*PROMPT*: Exclude the pictures and retype the entries as written.

--- START OF ITEMS ---

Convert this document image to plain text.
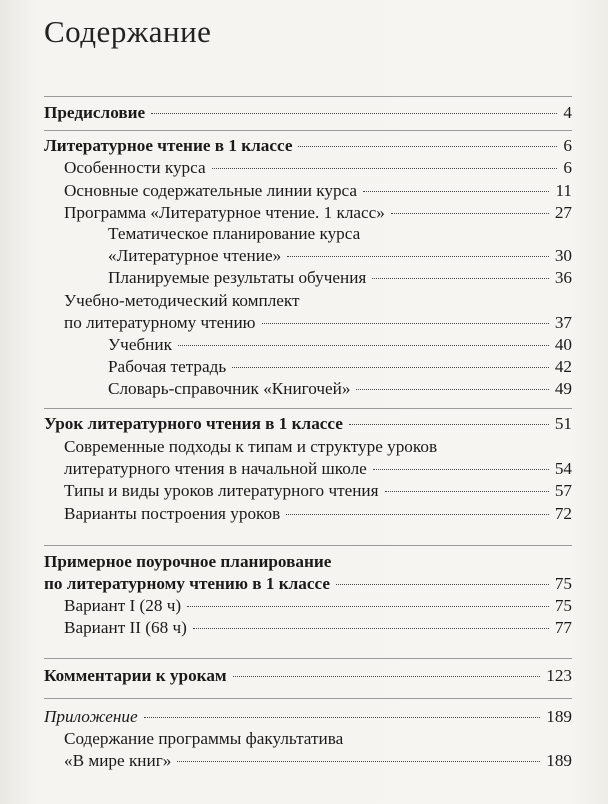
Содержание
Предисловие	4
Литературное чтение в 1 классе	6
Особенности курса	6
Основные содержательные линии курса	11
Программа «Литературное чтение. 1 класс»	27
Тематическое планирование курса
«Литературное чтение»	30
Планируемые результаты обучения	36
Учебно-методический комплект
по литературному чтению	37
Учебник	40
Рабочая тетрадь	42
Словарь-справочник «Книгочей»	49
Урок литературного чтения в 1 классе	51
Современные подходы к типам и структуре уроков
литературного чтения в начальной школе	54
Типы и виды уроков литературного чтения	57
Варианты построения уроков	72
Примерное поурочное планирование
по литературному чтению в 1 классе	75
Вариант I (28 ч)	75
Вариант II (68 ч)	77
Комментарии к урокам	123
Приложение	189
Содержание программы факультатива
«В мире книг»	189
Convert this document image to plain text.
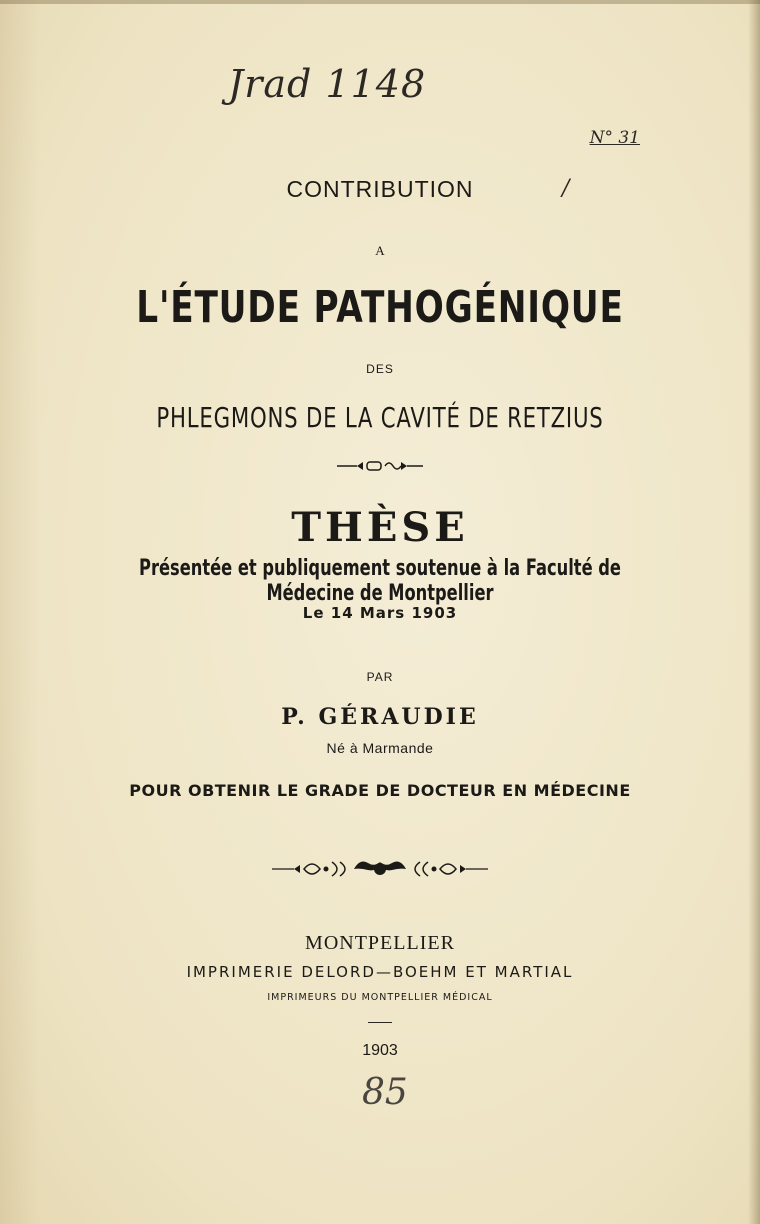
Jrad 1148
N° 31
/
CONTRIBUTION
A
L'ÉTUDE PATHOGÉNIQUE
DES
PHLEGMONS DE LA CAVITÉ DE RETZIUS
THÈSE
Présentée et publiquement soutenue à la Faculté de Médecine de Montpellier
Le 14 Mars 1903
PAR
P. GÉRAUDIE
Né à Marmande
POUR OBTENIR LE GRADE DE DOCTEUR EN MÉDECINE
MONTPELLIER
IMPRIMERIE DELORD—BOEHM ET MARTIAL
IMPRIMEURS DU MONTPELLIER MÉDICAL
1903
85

--- END OF ITEMS ---

*OUTPUT FOR THIS TASK*:
Convert this document image to plain text.
Содержание
Предисловие	4
Литературное чтение в 1 классе	6
Особенности курса	6
Основные содержательные линии курса	11
Программа «Литературное чтение. 1 класс»	27
Тематическое планирование курса
«Литературное чтение»	30
Планируемые результаты обучения	36
Учебно-методический комплект
по литературному чтению	37
Учебник	40
Рабочая тетрадь	42
Словарь-справочник «Книгочей»	49
Урок литературного чтения в 1 классе	51
Современные подходы к типам и структуре уроков
литературного чтения в начальной школе	54
Типы и виды уроков литературного чтения	57
Варианты построения уроков	72
Примерное поурочное планирование
по литературному чтению в 1 классе	75
Вариант I (28 ч)	75
Вариант II (68 ч)	77
Комментарии к урокам	123
Приложение	189
Содержание программы факультатива
«В мире книг»	189
Convert this document image to plain text.
Jrad 1148
N° 31
/
CONTRIBUTION
A
L'ÉTUDE PATHOGÉNIQUE
DES
PHLEGMONS DE LA CAVITÉ DE RETZIUS
THÈSE
Présentée et publiquement soutenue à la Faculté de Médecine de Montpellier
Le 14 Mars 1903
PAR
P. GÉRAUDIE
Né à Marmande
POUR OBTENIR LE GRADE DE DOCTEUR EN MÉDECINE
MONTPELLIER
IMPRIMERIE DELORD—BOEHM ET MARTIAL
IMPRIMEURS DU MONTPELLIER MÉDICAL
1903
85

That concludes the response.